Records supplied start

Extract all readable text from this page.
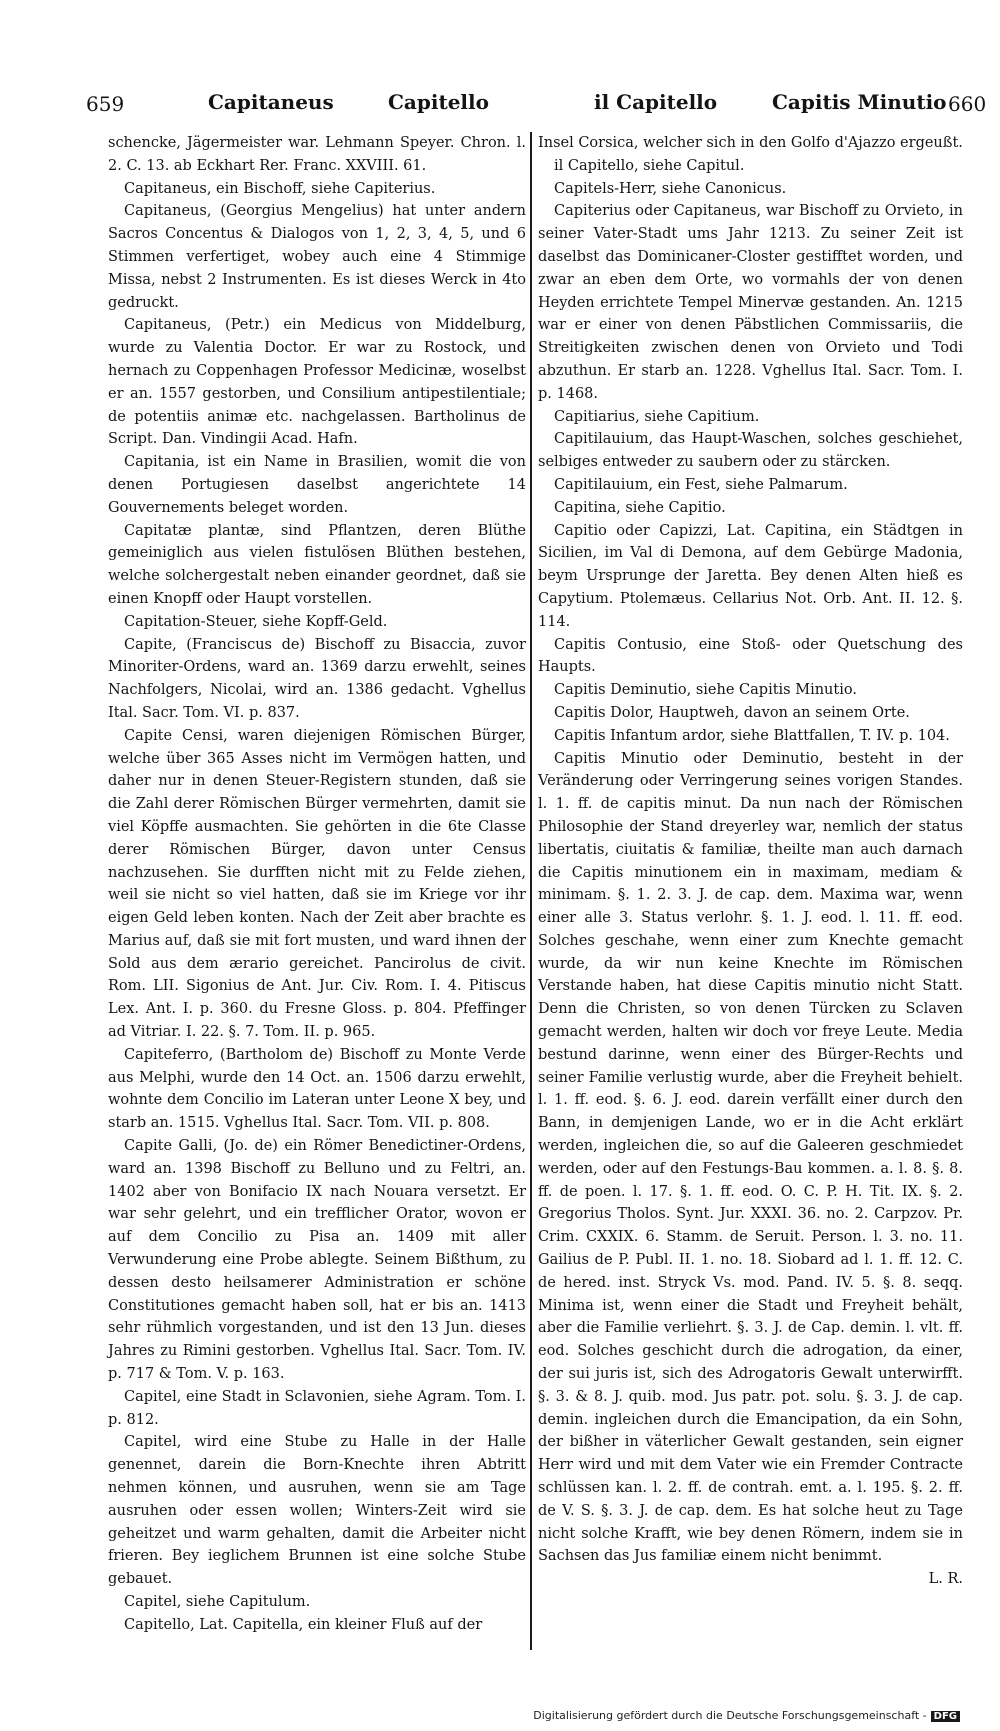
659	Capitaneus	Capitello	il Capitello	Capitis Minutio 660

schencke, Jägermeister war. Lehmann Speyer. Chron. l. 2. C. 13. ab Eckhart Rer. Franc. XXVIII. 61.

Capitaneus, ein Bischoff, siehe Capiterius.

Capitaneus, (Georgius Mengelius) hat unter andern Sacros Concentus & Dialogos von 1, 2, 3, 4, 5, und 6 Stimmen verfertiget, wobey auch eine 4 Stimmige Missa, nebst 2 Instrumenten. Es ist dieses Werck in 4to gedruckt.

Capitaneus, (Petr.) ein Medicus von Middelburg, wurde zu Valentia Doctor. Er war zu Rostock, und hernach zu Coppenhagen Professor Medicinæ, woselbst er an. 1557 gestorben, und Consilium antipestilentiale; de potentiis animæ etc. nachgelassen. Bartholinus de Script. Dan. Vindingii Acad. Hafn.

Capitania, ist ein Name in Brasilien, womit die von denen Portugiesen daselbst angerichtete 14 Gouvernements beleget worden.

Capitatæ plantæ, sind Pflantzen, deren Blüthe gemeiniglich aus vielen fistulösen Blüthen bestehen, welche solchergestalt neben einander geordnet, daß sie einen Knopff oder Haupt vorstellen.

Capitation-Steuer, siehe Kopff-Geld.

Capite, (Franciscus de) Bischoff zu Bisaccia, zuvor Minoriter-Ordens, ward an. 1369 darzu erwehlt, seines Nachfolgers, Nicolai, wird an. 1386 gedacht. Vghellus Ital. Sacr. Tom. VI. p. 837.

Capite Censi, waren diejenigen Römischen Bürger, welche über 365 Asses nicht im Vermögen hatten, und daher nur in denen Steuer-Registern stunden, daß sie die Zahl derer Römischen Bürger vermehrten, damit sie viel Köpffe ausmachten. Sie gehörten in die 6te Classe derer Römischen Bürger, davon unter Census nachzusehen. Sie durfften nicht mit zu Felde ziehen, weil sie nicht so viel hatten, daß sie im Kriege vor ihr eigen Geld leben konten. Nach der Zeit aber brachte es Marius auf, daß sie mit fort musten, und ward ihnen der Sold aus dem ærario gereichet. Pancirolus de civit. Rom. LII. Sigonius de Ant. Jur. Civ. Rom. I. 4. Pitiscus Lex. Ant. I. p. 360. du Fresne Gloss. p. 804. Pfeffinger ad Vitriar. I. 22. §. 7. Tom. II. p. 965.

Capiteferro, (Bartholom de) Bischoff zu Monte Verde aus Melphi, wurde den 14 Oct. an. 1506 darzu erwehlt, wohnte dem Concilio im Lateran unter Leone X bey, und starb an. 1515. Vghellus Ital. Sacr. Tom. VII. p. 808.

Capite Galli, (Jo. de) ein Römer Benedictiner-Ordens, ward an. 1398 Bischoff zu Belluno und zu Feltri, an. 1402 aber von Bonifacio IX nach Nouara versetzt. Er war sehr gelehrt, und ein trefflicher Orator, wovon er auf dem Concilio zu Pisa an. 1409 mit aller Verwunderung eine Probe ablegte. Seinem Bißthum, zu dessen desto heilsamerer Administration er schöne Constitutiones gemacht haben soll, hat er bis an. 1413 sehr rühmlich vorgestanden, und ist den 13 Jun. dieses Jahres zu Rimini gestorben. Vghellus Ital. Sacr. Tom. IV. p. 717 & Tom. V. p. 163.

Capitel, eine Stadt in Sclavonien, siehe Agram. Tom. I. p. 812.

Capitel, wird eine Stube zu Halle in der Halle genennet, darein die Born-Knechte ihren Abtritt nehmen können, und ausruhen, wenn sie am Tage ausruhen oder essen wollen; Winters-Zeit wird sie geheitzet und warm gehalten, damit die Arbeiter nicht frieren. Bey ieglichem Brunnen ist eine solche Stube gebauet.

Capitel, siehe Capitulum.

Capitello, Lat. Capitella, ein kleiner Fluß auf der

Insel Corsica, welcher sich in den Golfo d'Ajazzo ergeußt.

il Capitello, siehe Capitul.

Capitels-Herr, siehe Canonicus.

Capiterius oder Capitaneus, war Bischoff zu Orvieto, in seiner Vater-Stadt ums Jahr 1213. Zu seiner Zeit ist daselbst das Dominicaner-Closter gestifftet worden, und zwar an eben dem Orte, wo vormahls der von denen Heyden errichtete Tempel Minervæ gestanden. An. 1215 war er einer von denen Päbstlichen Commissariis, die Streitigkeiten zwischen denen von Orvieto und Todi abzuthun. Er starb an. 1228. Vghellus Ital. Sacr. Tom. I. p. 1468.

Capitiarius, siehe Capitium.

Capitilauium, das Haupt-Waschen, solches geschiehet, selbiges entweder zu saubern oder zu stärcken.

Capitilauium, ein Fest, siehe Palmarum.

Capitina, siehe Capitio.

Capitio oder Capizzi, Lat. Capitina, ein Städtgen in Sicilien, im Val di Demona, auf dem Gebürge Madonia, beym Ursprunge der Jaretta. Bey denen Alten hieß es Capytium. Ptolemæus. Cellarius Not. Orb. Ant. II. 12. §. 114.

Capitis Contusio, eine Stoß- oder Quetschung des Haupts.

Capitis Deminutio, siehe Capitis Minutio.

Capitis Dolor, Hauptweh, davon an seinem Orte.

Capitis Infantum ardor, siehe Blattfallen, T. IV. p. 104.

Capitis Minutio oder Deminutio, besteht in der Veränderung oder Verringerung seines vorigen Standes. l. 1. ff. de capitis minut. Da nun nach der Römischen Philosophie der Stand dreyerley war, nemlich der status libertatis, ciuitatis & familiæ, theilte man auch darnach die Capitis minutionem ein in maximam, mediam & minimam. §. 1. 2. 3. J. de cap. dem. Maxima war, wenn einer alle 3. Status verlohr. §. 1. J. eod. l. 11. ff. eod. Solches geschahe, wenn einer zum Knechte gemacht wurde, da wir nun keine Knechte im Römischen Verstande haben, hat diese Capitis minutio nicht Statt. Denn die Christen, so von denen Türcken zu Sclaven gemacht werden, halten wir doch vor freye Leute. Media bestund darinne, wenn einer des Bürger-Rechts und seiner Familie verlustig wurde, aber die Freyheit behielt. l. 1. ff. eod. §. 6. J. eod. darein verfällt einer durch den Bann, in demjenigen Lande, wo er in die Acht erklärt werden, ingleichen die, so auf die Galeeren geschmiedet werden, oder auf den Festungs-Bau kommen. a. l. 8. §. 8. ff. de poen. l. 17. §. 1. ff. eod. O. C. P. H. Tit. IX. §. 2. Gregorius Tholos. Synt. Jur. XXXI. 36. no. 2. Carpzov. Pr. Crim. CXXIX. 6. Stamm. de Seruit. Person. l. 3. no. 11. Gailius de P. Publ. II. 1. no. 18. Siobard ad l. 1. ff. 12. C. de hered. inst. Stryck Vs. mod. Pand. IV. 5. §. 8. seqq. Minima ist, wenn einer die Stadt und Freyheit behält, aber die Familie verliehrt. §. 3. J. de Cap. demin. l. vlt. ff. eod. Solches geschicht durch die adrogation, da einer, der sui juris ist, sich des Adrogatoris Gewalt unterwirfft. §. 3. & 8. J. quib. mod. Jus patr. pot. solu. §. 3. J. de cap. demin. ingleichen durch die Emancipation, da ein Sohn, der bißher in väterlicher Gewalt gestanden, sein eigner Herr wird und mit dem Vater wie ein Fremder Contracte schlüssen kan. l. 2. ff. de contrah. emt. a. l. 195. §. 2. ff. de V. S. §. 3. J. de cap. dem. Es hat solche heut zu Tage nicht solche Krafft, wie bey denen Römern, indem sie in Sachsen das Jus familiæ einem nicht benimmt.

L. R.

Digitalisierung gefördert durch die Deutsche Forschungsgemeinschaft - DFG
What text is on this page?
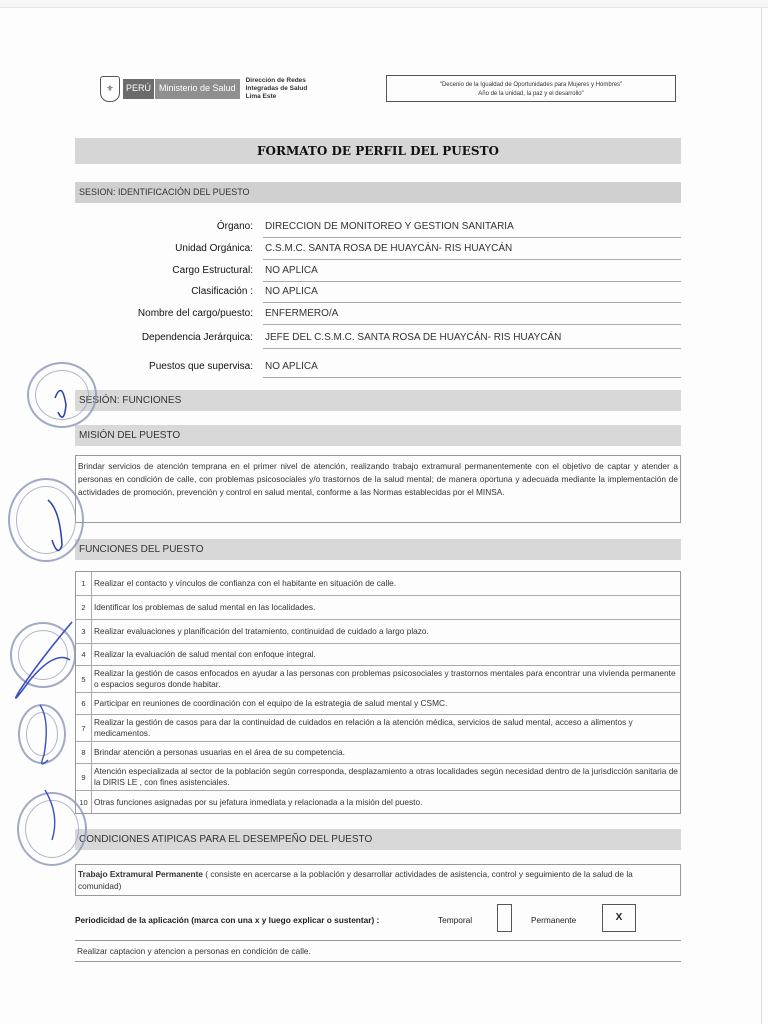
⚜	PERÚ Ministerio de Salud
Dirección de Redes
Integradas de Salud
Lima Este
"Decenio de la Igualdad de Oportunidades para Mujeres y Hombres"
Año de la unidad, la paz y el desarrollo"
FORMATO DE PERFIL DEL PUESTO
SESION: IDENTIFICACIÓN DEL PUESTO
Órgano: DIRECCION DE MONITOREO Y GESTION SANITARIA
Unidad Orgánica: C.S.M.C. SANTA ROSA DE HUAYCÁN- RIS HUAYCÁN
Cargo Estructural: NO APLICA
Clasificación : NO APLICA
Nombre del cargo/puesto: ENFERMERO/A
Dependencia Jerárquica: JEFE DEL C.S.M.C. SANTA ROSA DE HUAYCÁN- RIS HUAYCÁN
Puestos que supervisa: NO APLICA
SESIÓN: FUNCIONES
MISIÓN DEL PUESTO
Brindar servicios de atención temprana en el primer nivel de atención, realizando trabajo extramural permanentemente con el objetivo de captar y atender a personas en condición de calle, con problemas psicosociales y/o trastornos de la salud mental; de manera oportuna y adecuada mediante la implementación de actividades de promoción, prevención y control en salud mental, conforme a las Normas establecidas por el MINSA.
FUNCIONES DEL PUESTO
1	Realizar el contacto y vínculos de confianza con el habitante en situación de calle.
2	Identificar los problemas de salud mental en las localidades.
3	Realizar evaluaciones y planificación del tratamiento, continuidad de cuidado a largo plazo.
4	Realizar la evaluación de salud mental con enfoque integral.
5
Realizar la gestión de casos enfocados en ayudar a las personas con problemas psicosociales y trastornos mentales para encontrar una vivienda permanente o espacios seguros donde habitar.
6	Participar en reuniones de coordinación con el equipo de la estrategia de salud mental y CSMC.
7
Realizar la gestión de casos para dar la continuidad de cuidados en relación a la atención médica, servicios de salud mental, acceso a alimentos y medicamentos.
8	Brindar atención a personas usuarias en el área de su competencia.
9
Atención especializada al sector de la población según corresponda, desplazamiento a otras localidades según necesidad dentro de la jurisdicción sanitaria de la DIRIS LE , con fines asistenciales.
10 Otras funciones asignadas por su jefatura inmediata y relacionada a la misión del puesto.
CONDICIONES ATIPICAS PARA EL DESEMPEÑO DEL PUESTO
Trabajo Extramural Permanente ( consiste en acercarse a la población y desarrollar actividades de asistencia, control y seguimiento de la salud de la comunidad)
Periodicidad de la aplicación (marca con una x y luego explicar o sustentar) :	Temporal	Permanente	X
Realizar captacion y atencion a personas en condición de calle.
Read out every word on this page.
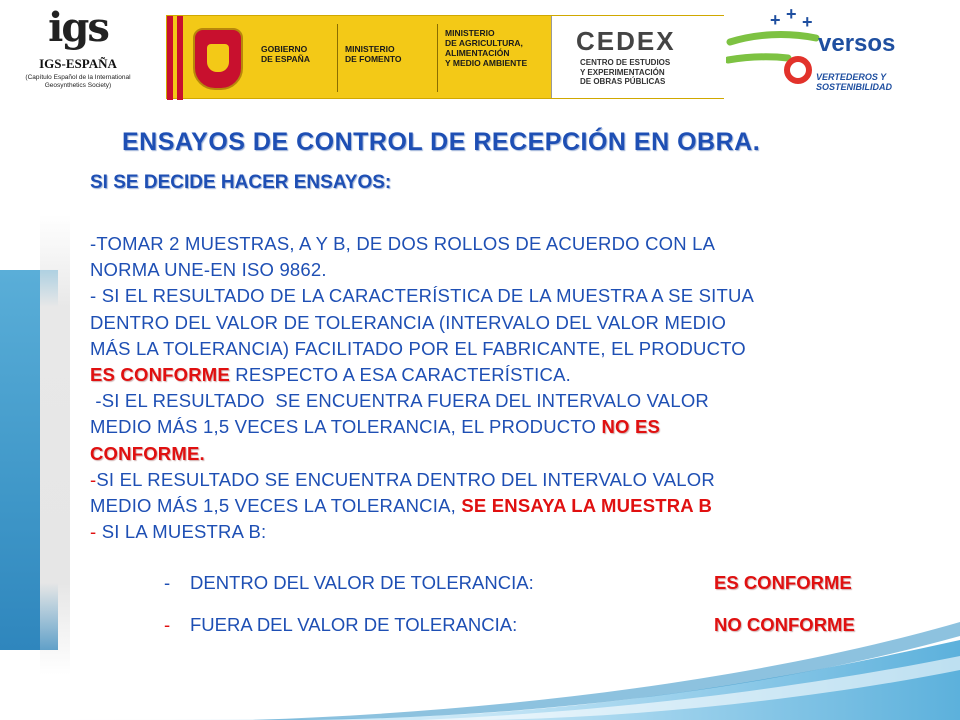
igs
IGS-ESPAÑA
(Capítulo Español de la International Geosynthetics Society)
GOBIERNO
DE ESPAÑA
MINISTERIO
DE FOMENTO
MINISTERIO
DE AGRICULTURA,
ALIMENTACIÓN
Y MEDIO AMBIENTE
CEDEX
CENTRO DE ESTUDIOS
Y EXPERIMENTACIÓN
DE OBRAS PÚBLICAS
+ + +
versos
VERTEDEROS Y SOSTENIBILIDAD
ENSAYOS DE CONTROL DE RECEPCIÓN EN OBRA.
SI SE DECIDE HACER ENSAYOS:
-TOMAR 2 MUESTRAS, A Y B, DE DOS ROLLOS DE ACUERDO CON LA
NORMA UNE-EN ISO 9862.
- SI EL RESULTADO DE LA CARACTERÍSTICA DE LA MUESTRA A SE SITUA
DENTRO DEL VALOR DE TOLERANCIA (INTERVALO DEL VALOR MEDIO
MÁS LA TOLERANCIA) FACILITADO POR EL FABRICANTE, EL PRODUCTO
ES CONFORME RESPECTO A ESA CARACTERÍSTICA.
-SI EL RESULTADO  SE ENCUENTRA FUERA DEL INTERVALO VALOR
MEDIO MÁS 1,5 VECES LA TOLERANCIA, EL PRODUCTO NO ES
CONFORME.
-SI EL RESULTADO SE ENCUENTRA DENTRO DEL INTERVALO VALOR
MEDIO MÁS 1,5 VECES LA TOLERANCIA, SE ENSAYA LA MUESTRA B
- SI LA MUESTRA B:
- DENTRO DEL VALOR DE TOLERANCIA:	ES CONFORME
- FUERA DEL VALOR DE TOLERANCIA:	NO CONFORME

Records supplied end

Write out each line of the data that holds the string "erwehlt".

- Exercise response -
Capite, (Franciscus de) Bischoff zu Bisaccia, zuvor Minoriter-Ordens, ward an. 1369 darzu erwehlt, seines Nachfolgers, Nicolai, wird an. 1386 gedacht. Vghellus Ital. Sacr. Tom. VI. p. 837.
Capiteferro, (Bartholom de) Bischoff zu Monte Verde aus Melphi, wurde den 14 Oct. an. 1506 darzu erwehlt, wohnte dem Concilio im Lateran unter Leone X bey, und starb an. 1515. Vghellus Ital. Sacr. Tom. VII. p. 808.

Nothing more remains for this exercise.